Provide the records once more, identical to the original.

..........

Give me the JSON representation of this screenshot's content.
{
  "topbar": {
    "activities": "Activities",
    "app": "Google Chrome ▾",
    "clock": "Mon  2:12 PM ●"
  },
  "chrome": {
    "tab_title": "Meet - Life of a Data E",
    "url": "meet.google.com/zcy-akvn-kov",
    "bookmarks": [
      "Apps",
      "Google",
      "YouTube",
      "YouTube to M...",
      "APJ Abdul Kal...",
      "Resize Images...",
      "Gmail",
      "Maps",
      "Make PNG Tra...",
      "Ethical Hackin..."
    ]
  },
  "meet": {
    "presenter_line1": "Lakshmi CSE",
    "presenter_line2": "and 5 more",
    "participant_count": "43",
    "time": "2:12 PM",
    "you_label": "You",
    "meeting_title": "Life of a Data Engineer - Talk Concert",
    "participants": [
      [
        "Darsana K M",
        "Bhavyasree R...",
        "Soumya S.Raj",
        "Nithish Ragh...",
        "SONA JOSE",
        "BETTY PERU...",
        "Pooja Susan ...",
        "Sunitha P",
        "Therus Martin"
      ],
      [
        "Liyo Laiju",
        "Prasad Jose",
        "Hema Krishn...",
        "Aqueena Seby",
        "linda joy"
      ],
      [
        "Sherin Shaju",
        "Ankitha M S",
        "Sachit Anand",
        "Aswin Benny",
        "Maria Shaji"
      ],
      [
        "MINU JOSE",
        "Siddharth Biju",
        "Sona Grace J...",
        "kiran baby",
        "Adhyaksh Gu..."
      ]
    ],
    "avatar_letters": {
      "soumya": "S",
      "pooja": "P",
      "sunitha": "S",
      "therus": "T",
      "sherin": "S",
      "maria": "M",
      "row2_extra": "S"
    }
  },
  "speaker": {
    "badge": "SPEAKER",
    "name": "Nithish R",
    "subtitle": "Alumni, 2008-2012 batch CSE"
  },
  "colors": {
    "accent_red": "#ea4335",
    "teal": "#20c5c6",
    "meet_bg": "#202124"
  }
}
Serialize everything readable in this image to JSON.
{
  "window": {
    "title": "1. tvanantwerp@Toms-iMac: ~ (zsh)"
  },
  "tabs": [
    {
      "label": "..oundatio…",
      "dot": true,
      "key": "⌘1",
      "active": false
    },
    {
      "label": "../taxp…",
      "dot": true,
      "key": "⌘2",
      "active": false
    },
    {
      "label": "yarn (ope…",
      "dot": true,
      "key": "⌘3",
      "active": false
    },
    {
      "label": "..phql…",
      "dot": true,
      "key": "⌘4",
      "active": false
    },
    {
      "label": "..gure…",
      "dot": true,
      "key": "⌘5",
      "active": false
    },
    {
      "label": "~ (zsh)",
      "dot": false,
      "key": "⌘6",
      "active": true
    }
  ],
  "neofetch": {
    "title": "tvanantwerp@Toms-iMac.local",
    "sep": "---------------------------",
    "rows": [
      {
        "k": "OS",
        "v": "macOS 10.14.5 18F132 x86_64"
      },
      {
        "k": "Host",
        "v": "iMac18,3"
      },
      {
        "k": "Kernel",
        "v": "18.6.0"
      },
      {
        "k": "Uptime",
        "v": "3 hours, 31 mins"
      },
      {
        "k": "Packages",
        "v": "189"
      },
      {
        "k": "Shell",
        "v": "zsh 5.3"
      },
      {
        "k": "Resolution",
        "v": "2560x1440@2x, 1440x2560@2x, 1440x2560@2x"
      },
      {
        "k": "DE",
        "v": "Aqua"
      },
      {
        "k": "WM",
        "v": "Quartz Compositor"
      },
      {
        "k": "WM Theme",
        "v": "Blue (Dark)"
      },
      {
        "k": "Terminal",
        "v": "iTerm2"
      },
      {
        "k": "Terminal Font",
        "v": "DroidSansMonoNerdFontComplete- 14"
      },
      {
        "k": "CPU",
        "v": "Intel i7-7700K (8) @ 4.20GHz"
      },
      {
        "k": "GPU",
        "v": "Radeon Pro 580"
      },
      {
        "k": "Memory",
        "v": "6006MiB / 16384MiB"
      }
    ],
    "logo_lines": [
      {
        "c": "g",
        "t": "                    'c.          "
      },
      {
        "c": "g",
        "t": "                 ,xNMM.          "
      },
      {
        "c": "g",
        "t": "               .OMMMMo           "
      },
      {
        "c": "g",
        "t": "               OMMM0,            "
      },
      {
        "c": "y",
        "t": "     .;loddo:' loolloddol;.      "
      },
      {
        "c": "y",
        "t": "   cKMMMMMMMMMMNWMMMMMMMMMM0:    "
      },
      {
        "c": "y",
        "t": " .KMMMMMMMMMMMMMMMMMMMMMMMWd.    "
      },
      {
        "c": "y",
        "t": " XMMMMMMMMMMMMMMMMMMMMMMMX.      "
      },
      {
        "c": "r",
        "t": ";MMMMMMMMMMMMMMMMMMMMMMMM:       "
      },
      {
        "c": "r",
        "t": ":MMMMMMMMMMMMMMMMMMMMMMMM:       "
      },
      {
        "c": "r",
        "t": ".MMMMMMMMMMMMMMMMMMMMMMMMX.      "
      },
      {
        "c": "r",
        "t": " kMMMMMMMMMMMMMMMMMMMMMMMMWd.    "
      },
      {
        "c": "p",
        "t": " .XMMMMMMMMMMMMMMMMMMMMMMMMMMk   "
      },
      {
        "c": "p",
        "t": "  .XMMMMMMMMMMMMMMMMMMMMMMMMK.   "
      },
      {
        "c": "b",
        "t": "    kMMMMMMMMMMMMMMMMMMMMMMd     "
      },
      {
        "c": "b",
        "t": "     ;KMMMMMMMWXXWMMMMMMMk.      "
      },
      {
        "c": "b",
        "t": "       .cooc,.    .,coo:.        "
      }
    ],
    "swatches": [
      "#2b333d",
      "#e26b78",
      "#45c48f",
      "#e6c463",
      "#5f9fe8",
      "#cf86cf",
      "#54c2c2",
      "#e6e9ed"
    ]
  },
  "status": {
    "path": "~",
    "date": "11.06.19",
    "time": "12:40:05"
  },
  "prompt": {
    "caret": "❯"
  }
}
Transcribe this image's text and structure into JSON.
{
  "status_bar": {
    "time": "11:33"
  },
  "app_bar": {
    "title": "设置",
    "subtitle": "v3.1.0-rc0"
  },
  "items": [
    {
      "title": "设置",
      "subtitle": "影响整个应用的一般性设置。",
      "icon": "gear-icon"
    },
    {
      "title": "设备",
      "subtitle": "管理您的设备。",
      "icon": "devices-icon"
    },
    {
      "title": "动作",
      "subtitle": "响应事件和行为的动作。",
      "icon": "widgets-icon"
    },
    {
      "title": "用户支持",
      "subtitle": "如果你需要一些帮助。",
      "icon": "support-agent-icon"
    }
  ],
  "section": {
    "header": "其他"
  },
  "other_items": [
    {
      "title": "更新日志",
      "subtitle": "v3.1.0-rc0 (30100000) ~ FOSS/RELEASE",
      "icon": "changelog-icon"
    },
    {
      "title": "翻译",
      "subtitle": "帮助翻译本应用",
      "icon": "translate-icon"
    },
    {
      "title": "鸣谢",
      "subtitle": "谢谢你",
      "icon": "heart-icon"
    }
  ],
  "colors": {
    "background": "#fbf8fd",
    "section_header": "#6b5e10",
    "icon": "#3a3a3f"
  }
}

..........

» **THE RESULT**
Give me the JSON representation of this screenshot's content.
{
  "topbar": {
    "activities": "Activities",
    "app": "Google Chrome ▾",
    "clock": "Mon  2:12 PM ●"
  },
  "chrome": {
    "tab_title": "Meet - Life of a Data E",
    "url": "meet.google.com/zcy-akvn-kov",
    "bookmarks": [
      "Apps",
      "Google",
      "YouTube",
      "YouTube to M...",
      "APJ Abdul Kal...",
      "Resize Images...",
      "Gmail",
      "Maps",
      "Make PNG Tra...",
      "Ethical Hackin..."
    ]
  },
  "meet": {
    "presenter_line1": "Lakshmi CSE",
    "presenter_line2": "and 5 more",
    "participant_count": "43",
    "time": "2:12 PM",
    "you_label": "You",
    "meeting_title": "Life of a Data Engineer - Talk Concert",
    "participants": [
      [
        "Darsana K M",
        "Bhavyasree R...",
        "Soumya S.Raj",
        "Nithish Ragh...",
        "SONA JOSE",
        "BETTY PERU...",
        "Pooja Susan ...",
        "Sunitha P",
        "Therus Martin"
      ],
      [
        "Liyo Laiju",
        "Prasad Jose",
        "Hema Krishn...",
        "Aqueena Seby",
        "linda joy"
      ],
      [
        "Sherin Shaju",
        "Ankitha M S",
        "Sachit Anand",
        "Aswin Benny",
        "Maria Shaji"
      ],
      [
        "MINU JOSE",
        "Siddharth Biju",
        "Sona Grace J...",
        "kiran baby",
        "Adhyaksh Gu..."
      ]
    ],
    "avatar_letters": {
      "soumya": "S",
      "pooja": "P",
      "sunitha": "S",
      "therus": "T",
      "sherin": "S",
      "maria": "M",
      "row2_extra": "S"
    }
  },
  "speaker": {
    "badge": "SPEAKER",
    "name": "Nithish R",
    "subtitle": "Alumni, 2008-2012 batch CSE"
  },
  "colors": {
    "accent_red": "#ea4335",
    "teal": "#20c5c6",
    "meet_bg": "#202124"
  }
}
Serialize everything readable in this image to JSON.
{
  "window": {
    "title": "1. tvanantwerp@Toms-iMac: ~ (zsh)"
  },
  "tabs": [
    {
      "label": "..oundatio…",
      "dot": true,
      "key": "⌘1",
      "active": false
    },
    {
      "label": "../taxp…",
      "dot": true,
      "key": "⌘2",
      "active": false
    },
    {
      "label": "yarn (ope…",
      "dot": true,
      "key": "⌘3",
      "active": false
    },
    {
      "label": "..phql…",
      "dot": true,
      "key": "⌘4",
      "active": false
    },
    {
      "label": "..gure…",
      "dot": true,
      "key": "⌘5",
      "active": false
    },
    {
      "label": "~ (zsh)",
      "dot": false,
      "key": "⌘6",
      "active": true
    }
  ],
  "neofetch": {
    "title": "tvanantwerp@Toms-iMac.local",
    "sep": "---------------------------",
    "rows": [
      {
        "k": "OS",
        "v": "macOS 10.14.5 18F132 x86_64"
      },
      {
        "k": "Host",
        "v": "iMac18,3"
      },
      {
        "k": "Kernel",
        "v": "18.6.0"
      },
      {
        "k": "Uptime",
        "v": "3 hours, 31 mins"
      },
      {
        "k": "Packages",
        "v": "189"
      },
      {
        "k": "Shell",
        "v": "zsh 5.3"
      },
      {
        "k": "Resolution",
        "v": "2560x1440@2x, 1440x2560@2x, 1440x2560@2x"
      },
      {
        "k": "DE",
        "v": "Aqua"
      },
      {
        "k": "WM",
        "v": "Quartz Compositor"
      },
      {
        "k": "WM Theme",
        "v": "Blue (Dark)"
      },
      {
        "k": "Terminal",
        "v": "iTerm2"
      },
      {
        "k": "Terminal Font",
        "v": "DroidSansMonoNerdFontComplete- 14"
      },
      {
        "k": "CPU",
        "v": "Intel i7-7700K (8) @ 4.20GHz"
      },
      {
        "k": "GPU",
        "v": "Radeon Pro 580"
      },
      {
        "k": "Memory",
        "v": "6006MiB / 16384MiB"
      }
    ],
    "logo_lines": [
      {
        "c": "g",
        "t": "                    'c.          "
      },
      {
        "c": "g",
        "t": "                 ,xNMM.          "
      },
      {
        "c": "g",
        "t": "               .OMMMMo           "
      },
      {
        "c": "g",
        "t": "               OMMM0,            "
      },
      {
        "c": "y",
        "t": "     .;loddo:' loolloddol;.      "
      },
      {
        "c": "y",
        "t": "   cKMMMMMMMMMMNWMMMMMMMMMM0:    "
      },
      {
        "c": "y",
        "t": " .KMMMMMMMMMMMMMMMMMMMMMMMWd.    "
      },
      {
        "c": "y",
        "t": " XMMMMMMMMMMMMMMMMMMMMMMMX.      "
      },
      {
        "c": "r",
        "t": ";MMMMMMMMMMMMMMMMMMMMMMMM:       "
      },
      {
        "c": "r",
        "t": ":MMMMMMMMMMMMMMMMMMMMMMMM:       "
      },
      {
        "c": "r",
        "t": ".MMMMMMMMMMMMMMMMMMMMMMMMX.      "
      },
      {
        "c": "r",
        "t": " kMMMMMMMMMMMMMMMMMMMMMMMMWd.    "
      },
      {
        "c": "p",
        "t": " .XMMMMMMMMMMMMMMMMMMMMMMMMMMk   "
      },
      {
        "c": "p",
        "t": "  .XMMMMMMMMMMMMMMMMMMMMMMMMK.   "
      },
      {
        "c": "b",
        "t": "    kMMMMMMMMMMMMMMMMMMMMMMd     "
      },
      {
        "c": "b",
        "t": "     ;KMMMMMMMWXXWMMMMMMMk.      "
      },
      {
        "c": "b",
        "t": "       .cooc,.    .,coo:.        "
      }
    ],
    "swatches": [
      "#2b333d",
      "#e26b78",
      "#45c48f",
      "#e6c463",
      "#5f9fe8",
      "#cf86cf",
      "#54c2c2",
      "#e6e9ed"
    ]
  },
  "status": {
    "path": "~",
    "date": "11.06.19",
    "time": "12:40:05"
  },
  "prompt": {
    "caret": "❯"
  }
}
Transcribe this image's text and structure into JSON.
{
  "status_bar": {
    "time": "11:33"
  },
  "app_bar": {
    "title": "设置",
    "subtitle": "v3.1.0-rc0"
  },
  "items": [
    {
      "title": "设置",
      "subtitle": "影响整个应用的一般性设置。",
      "icon": "gear-icon"
    },
    {
      "title": "设备",
      "subtitle": "管理您的设备。",
      "icon": "devices-icon"
    },
    {
      "title": "动作",
      "subtitle": "响应事件和行为的动作。",
      "icon": "widgets-icon"
    },
    {
      "title": "用户支持",
      "subtitle": "如果你需要一些帮助。",
      "icon": "support-agent-icon"
    }
  ],
  "section": {
    "header": "其他"
  },
  "other_items": [
    {
      "title": "更新日志",
      "subtitle": "v3.1.0-rc0 (30100000) ~ FOSS/RELEASE",
      "icon": "changelog-icon"
    },
    {
      "title": "翻译",
      "subtitle": "帮助翻译本应用",
      "icon": "translate-icon"
    },
    {
      "title": "鸣谢",
      "subtitle": "谢谢你",
      "icon": "heart-icon"
    }
  ],
  "colors": {
    "background": "#fbf8fd",
    "section_header": "#6b5e10",
    "icon": "#3a3a3f"
  }
}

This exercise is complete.